“Data Sciences and Society” Reading Group
For this meeting, we read two articles  by Sanmay Das, both of which tackled the issue of how to improve the efficiency of the allocation of homelessness interventions. Dr. Das is interested in the application of optimization onto social issues, from matching markets to social networks to finance. These two articles focusing on homelessness, a topic we discussed earlier in the semester after reading Automating Inequality, gave us a welcome opportunity to see what was inside the algorithms trusted to govern social life, so often black-boxed in social analyses.
At the start, Dr. Das offered a brief overview of the two papers but concentrated on describing the case study on Homelessness Services in a metropolitan area. In addition to describing the technical issues such as the way data were collated or the model of complexity developed and the features of the algorithms for alternatives in allocation of scarce resources there was a fair amount of discussion in his summary of the issues relating to ethics and fairness and the central role of what he called human interpretability. Canay Özden-Schilling provided a detailed comment on the papers followed by a lively discussion in which various questions were fielded by Das.

◆ Instruction 1:
In the reading group text, who gave a detailed comment on the two papers?
◆ Instruction 2:
Carry the reading group text forward from its last sentence.

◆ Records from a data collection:
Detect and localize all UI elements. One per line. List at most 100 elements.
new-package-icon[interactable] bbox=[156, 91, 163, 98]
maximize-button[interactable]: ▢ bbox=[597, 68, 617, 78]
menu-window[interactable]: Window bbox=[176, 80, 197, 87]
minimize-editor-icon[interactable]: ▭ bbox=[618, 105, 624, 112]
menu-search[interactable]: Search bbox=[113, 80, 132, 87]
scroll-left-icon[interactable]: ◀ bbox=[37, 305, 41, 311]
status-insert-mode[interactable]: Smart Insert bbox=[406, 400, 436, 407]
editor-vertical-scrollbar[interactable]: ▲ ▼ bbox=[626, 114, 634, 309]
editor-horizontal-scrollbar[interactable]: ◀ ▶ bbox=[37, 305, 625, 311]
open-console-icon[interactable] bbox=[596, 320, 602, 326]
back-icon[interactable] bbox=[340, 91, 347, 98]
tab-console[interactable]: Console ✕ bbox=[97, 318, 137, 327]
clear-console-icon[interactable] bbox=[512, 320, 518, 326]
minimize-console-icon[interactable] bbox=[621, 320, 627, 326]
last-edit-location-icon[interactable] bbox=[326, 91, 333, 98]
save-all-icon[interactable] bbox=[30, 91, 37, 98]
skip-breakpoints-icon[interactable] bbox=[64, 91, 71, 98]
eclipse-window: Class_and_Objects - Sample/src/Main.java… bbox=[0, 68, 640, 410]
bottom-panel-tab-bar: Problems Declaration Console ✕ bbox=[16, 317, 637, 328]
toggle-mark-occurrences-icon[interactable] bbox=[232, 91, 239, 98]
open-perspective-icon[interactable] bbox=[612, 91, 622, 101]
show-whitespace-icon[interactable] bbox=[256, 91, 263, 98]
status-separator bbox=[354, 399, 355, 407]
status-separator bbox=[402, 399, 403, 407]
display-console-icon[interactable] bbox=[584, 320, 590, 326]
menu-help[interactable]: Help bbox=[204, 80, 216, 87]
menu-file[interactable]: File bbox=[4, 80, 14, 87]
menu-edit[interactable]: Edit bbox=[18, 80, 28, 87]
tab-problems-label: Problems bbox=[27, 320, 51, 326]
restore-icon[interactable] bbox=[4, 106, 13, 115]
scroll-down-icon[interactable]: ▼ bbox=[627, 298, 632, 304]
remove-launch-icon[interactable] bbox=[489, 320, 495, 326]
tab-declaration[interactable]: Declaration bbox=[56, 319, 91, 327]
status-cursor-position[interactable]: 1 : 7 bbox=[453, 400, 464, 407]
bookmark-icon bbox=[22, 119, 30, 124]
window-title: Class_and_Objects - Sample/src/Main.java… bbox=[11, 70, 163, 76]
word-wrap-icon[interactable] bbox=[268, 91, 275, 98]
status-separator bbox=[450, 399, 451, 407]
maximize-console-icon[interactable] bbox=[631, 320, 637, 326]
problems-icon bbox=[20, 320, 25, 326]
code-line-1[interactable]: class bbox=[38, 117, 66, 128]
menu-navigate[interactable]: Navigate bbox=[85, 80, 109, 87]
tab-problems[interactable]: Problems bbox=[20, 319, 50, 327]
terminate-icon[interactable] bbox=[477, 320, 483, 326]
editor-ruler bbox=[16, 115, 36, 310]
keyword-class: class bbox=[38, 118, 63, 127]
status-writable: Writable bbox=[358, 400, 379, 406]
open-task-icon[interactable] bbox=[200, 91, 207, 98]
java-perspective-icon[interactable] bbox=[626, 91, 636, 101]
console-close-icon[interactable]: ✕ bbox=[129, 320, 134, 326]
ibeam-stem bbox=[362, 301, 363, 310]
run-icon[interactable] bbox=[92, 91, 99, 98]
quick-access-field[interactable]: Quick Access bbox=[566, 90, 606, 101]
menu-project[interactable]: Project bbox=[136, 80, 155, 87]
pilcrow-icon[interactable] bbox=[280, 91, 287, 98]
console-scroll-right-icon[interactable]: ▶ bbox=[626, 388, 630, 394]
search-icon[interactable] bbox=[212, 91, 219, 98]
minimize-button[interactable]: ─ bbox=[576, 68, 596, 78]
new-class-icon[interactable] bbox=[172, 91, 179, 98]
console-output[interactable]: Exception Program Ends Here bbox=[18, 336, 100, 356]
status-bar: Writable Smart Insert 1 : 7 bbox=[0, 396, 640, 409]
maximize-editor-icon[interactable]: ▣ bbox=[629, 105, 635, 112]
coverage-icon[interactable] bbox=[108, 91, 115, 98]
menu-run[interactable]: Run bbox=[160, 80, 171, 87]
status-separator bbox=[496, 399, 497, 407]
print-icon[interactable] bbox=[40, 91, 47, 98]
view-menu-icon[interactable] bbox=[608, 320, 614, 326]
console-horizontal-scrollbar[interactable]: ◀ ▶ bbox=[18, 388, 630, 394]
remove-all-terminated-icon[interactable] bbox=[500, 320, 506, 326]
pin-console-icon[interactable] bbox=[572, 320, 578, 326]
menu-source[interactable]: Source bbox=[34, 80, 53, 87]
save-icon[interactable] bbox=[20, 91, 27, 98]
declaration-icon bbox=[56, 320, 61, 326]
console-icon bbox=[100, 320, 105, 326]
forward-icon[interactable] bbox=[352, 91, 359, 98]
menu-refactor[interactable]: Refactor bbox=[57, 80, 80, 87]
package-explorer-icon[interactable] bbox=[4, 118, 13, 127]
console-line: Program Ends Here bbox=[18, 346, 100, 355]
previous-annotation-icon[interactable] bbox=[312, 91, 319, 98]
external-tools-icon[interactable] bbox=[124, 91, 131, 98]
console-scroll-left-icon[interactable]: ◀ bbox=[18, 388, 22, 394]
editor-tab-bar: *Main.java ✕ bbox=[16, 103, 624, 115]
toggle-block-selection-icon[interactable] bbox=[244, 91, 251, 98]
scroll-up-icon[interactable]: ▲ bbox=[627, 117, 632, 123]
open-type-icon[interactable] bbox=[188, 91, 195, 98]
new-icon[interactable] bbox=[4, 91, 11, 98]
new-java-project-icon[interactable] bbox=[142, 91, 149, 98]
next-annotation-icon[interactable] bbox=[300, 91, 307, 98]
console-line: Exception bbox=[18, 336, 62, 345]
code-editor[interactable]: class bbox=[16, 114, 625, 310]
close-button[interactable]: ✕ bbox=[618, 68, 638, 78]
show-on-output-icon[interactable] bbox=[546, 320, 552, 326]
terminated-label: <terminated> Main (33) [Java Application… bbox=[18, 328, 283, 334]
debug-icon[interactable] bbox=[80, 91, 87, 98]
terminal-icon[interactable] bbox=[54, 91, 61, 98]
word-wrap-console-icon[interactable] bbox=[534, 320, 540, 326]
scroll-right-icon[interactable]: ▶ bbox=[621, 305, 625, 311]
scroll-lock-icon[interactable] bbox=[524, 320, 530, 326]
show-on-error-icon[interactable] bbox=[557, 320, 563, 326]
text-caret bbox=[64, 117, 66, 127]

◆ Expected output 1:
Canay Özden-Schilling

◆ Expected output 2:
What we see when we open the black box of resource allocation algorithms is a matching system. In this paper, Das and his collaborators (from here on only “Das” for simplicity) work with data acquired from the homelessness services of a major metropolitan area. The algorithm currently in effect matches the specific interventions that alleviate homelessness (in this case five interventions ranging from simple prevention methods to the most comprehensive “permanent housing” tool) with a heterogenous population with diverse needs. But is the system accomplishing what it has set out to do? Is it, in fact, reducing homelessness to the extent possible? Das measures this by asking a counterfactual question: would the outcome have been better if different households were matched with different interventions? What the paper does is a reshuffling of cards—simulating different matching scenarios and evaluating the aggregated numbers of the homeless in each hypothetical case. The proxy for continued homelessness is re-entry into the homeless system within two years. The proxy for how a household would behave as a response to a different intervention is how other households with similar characteristics have historically behaved as a response to that particular intervention. Running a simulation with these proxies and a better optimization method, the reentry to homelessness does indeed drop to 37% from the actual 43%.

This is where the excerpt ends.